>>>>
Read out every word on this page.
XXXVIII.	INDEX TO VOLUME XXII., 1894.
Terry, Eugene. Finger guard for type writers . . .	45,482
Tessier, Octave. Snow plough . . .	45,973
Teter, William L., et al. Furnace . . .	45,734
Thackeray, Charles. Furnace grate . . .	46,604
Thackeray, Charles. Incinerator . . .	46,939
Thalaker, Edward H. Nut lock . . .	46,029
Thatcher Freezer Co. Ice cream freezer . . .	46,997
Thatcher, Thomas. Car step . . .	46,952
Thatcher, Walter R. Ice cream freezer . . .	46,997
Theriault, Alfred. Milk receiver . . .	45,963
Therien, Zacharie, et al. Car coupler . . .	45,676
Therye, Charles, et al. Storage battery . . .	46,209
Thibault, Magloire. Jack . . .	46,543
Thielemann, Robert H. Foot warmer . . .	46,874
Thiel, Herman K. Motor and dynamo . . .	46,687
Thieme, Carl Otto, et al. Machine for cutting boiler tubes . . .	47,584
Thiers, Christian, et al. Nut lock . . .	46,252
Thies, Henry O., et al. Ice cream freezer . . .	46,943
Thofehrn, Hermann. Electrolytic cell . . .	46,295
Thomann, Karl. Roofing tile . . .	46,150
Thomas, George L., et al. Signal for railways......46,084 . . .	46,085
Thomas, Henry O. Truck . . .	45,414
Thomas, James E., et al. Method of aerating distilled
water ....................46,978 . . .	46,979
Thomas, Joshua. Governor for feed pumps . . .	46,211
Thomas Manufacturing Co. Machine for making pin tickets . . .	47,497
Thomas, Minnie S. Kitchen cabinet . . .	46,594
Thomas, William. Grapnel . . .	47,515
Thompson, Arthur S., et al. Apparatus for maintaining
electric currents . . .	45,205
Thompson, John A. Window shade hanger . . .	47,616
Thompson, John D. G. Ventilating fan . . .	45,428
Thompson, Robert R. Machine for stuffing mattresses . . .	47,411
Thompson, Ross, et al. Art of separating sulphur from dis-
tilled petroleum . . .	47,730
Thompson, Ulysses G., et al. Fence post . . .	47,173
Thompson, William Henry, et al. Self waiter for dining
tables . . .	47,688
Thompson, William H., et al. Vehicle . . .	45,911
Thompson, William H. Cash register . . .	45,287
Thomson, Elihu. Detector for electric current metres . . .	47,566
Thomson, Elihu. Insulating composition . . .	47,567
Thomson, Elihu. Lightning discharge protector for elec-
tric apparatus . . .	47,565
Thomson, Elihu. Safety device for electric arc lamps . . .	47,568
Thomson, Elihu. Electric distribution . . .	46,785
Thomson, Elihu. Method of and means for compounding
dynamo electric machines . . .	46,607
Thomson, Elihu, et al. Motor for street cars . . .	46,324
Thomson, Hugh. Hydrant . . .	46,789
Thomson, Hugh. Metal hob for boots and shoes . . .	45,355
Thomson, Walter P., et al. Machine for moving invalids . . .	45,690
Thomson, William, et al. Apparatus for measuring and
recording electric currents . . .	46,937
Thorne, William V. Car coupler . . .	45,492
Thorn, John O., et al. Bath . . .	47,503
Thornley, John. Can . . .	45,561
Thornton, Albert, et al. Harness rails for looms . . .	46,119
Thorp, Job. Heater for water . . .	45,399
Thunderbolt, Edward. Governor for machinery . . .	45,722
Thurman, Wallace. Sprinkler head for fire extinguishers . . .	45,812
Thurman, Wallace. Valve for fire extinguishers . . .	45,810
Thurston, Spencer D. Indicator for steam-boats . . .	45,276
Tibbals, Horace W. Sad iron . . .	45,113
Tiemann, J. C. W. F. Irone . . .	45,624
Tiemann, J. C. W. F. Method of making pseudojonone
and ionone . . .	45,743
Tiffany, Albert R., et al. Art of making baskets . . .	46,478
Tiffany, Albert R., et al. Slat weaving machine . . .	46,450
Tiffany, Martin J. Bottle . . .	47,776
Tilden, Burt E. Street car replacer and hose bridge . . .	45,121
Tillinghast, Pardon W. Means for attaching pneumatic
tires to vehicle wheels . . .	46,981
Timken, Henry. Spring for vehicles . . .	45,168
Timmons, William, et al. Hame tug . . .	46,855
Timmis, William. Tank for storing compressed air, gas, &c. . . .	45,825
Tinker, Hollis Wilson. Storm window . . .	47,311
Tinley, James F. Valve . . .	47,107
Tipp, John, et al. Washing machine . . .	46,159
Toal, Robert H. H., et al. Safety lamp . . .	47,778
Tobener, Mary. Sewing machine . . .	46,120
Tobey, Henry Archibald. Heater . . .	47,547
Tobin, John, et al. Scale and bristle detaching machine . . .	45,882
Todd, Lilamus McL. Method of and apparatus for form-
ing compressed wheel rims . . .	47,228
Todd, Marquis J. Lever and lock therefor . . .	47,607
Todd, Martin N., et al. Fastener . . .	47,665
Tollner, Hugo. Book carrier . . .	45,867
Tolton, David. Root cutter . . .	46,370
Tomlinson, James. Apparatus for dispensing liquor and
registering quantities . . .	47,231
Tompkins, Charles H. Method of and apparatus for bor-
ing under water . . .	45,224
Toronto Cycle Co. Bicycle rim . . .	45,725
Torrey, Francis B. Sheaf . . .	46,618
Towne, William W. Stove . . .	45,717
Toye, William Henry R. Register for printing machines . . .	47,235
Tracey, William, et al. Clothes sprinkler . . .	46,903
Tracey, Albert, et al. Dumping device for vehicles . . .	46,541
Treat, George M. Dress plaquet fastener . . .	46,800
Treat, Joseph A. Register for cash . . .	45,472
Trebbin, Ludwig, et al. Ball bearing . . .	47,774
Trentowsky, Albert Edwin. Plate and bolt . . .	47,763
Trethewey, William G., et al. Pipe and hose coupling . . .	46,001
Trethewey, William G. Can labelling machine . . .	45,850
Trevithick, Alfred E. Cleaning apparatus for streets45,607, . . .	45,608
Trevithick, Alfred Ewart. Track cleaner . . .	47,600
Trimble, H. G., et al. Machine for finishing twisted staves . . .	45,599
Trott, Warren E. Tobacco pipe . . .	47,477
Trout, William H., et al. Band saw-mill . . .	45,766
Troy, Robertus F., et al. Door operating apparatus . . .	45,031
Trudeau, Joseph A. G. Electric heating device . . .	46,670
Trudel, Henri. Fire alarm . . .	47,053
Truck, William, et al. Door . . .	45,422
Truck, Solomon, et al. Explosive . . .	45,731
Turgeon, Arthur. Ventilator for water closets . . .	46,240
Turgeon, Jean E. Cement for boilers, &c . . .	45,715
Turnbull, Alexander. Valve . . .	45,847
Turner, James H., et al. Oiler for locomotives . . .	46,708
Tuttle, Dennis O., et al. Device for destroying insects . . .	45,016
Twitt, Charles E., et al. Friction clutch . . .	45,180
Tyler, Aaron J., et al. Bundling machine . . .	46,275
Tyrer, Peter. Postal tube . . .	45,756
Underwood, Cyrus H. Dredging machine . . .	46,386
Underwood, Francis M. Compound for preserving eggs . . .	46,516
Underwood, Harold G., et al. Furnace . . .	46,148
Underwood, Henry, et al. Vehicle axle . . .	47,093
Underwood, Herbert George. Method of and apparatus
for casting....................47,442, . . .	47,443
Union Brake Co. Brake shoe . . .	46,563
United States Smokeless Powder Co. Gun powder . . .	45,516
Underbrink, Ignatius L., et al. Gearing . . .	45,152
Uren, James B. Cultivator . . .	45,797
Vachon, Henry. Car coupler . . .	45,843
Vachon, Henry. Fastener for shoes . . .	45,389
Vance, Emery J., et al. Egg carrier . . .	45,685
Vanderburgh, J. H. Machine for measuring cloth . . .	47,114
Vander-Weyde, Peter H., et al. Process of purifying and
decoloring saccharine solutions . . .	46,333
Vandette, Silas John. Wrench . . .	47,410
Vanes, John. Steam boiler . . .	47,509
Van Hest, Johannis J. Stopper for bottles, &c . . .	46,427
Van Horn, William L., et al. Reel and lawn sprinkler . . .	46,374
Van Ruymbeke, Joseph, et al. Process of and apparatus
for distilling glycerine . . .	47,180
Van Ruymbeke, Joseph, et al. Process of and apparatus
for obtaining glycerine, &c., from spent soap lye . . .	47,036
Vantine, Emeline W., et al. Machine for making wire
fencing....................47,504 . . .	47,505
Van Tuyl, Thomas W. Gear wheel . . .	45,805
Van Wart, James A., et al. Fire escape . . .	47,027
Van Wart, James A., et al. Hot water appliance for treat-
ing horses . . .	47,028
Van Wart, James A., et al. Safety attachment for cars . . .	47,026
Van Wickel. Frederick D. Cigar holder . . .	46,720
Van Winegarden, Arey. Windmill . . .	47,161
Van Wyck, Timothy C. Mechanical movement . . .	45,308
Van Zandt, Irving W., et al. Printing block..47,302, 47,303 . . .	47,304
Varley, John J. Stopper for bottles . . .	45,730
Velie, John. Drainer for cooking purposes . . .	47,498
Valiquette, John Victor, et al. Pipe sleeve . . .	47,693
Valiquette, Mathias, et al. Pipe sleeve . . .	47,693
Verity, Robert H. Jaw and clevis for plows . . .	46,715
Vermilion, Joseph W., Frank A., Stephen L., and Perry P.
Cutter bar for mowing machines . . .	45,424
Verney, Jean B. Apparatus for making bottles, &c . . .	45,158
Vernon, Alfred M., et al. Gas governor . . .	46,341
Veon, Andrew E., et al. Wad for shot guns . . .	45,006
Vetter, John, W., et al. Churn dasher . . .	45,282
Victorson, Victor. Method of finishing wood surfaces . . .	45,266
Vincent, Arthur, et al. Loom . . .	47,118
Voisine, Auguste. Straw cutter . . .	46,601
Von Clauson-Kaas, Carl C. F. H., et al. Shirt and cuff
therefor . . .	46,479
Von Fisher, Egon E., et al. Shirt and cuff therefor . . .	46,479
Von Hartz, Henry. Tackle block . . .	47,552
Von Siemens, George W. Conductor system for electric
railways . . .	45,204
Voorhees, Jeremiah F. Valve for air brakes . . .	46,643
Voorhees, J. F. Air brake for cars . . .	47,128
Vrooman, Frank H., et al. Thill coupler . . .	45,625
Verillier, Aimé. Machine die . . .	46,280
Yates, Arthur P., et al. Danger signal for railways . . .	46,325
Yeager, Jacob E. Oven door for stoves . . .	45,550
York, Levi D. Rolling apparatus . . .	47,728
<<<<
(Exercise task):
In the records above, collect each line with "Tracey".

(Correct response):
Tracey, William, et al. Clothes sprinkler . . .	46,903
Tracey, Albert, et al. Dumping device for vehicles . . .	46,541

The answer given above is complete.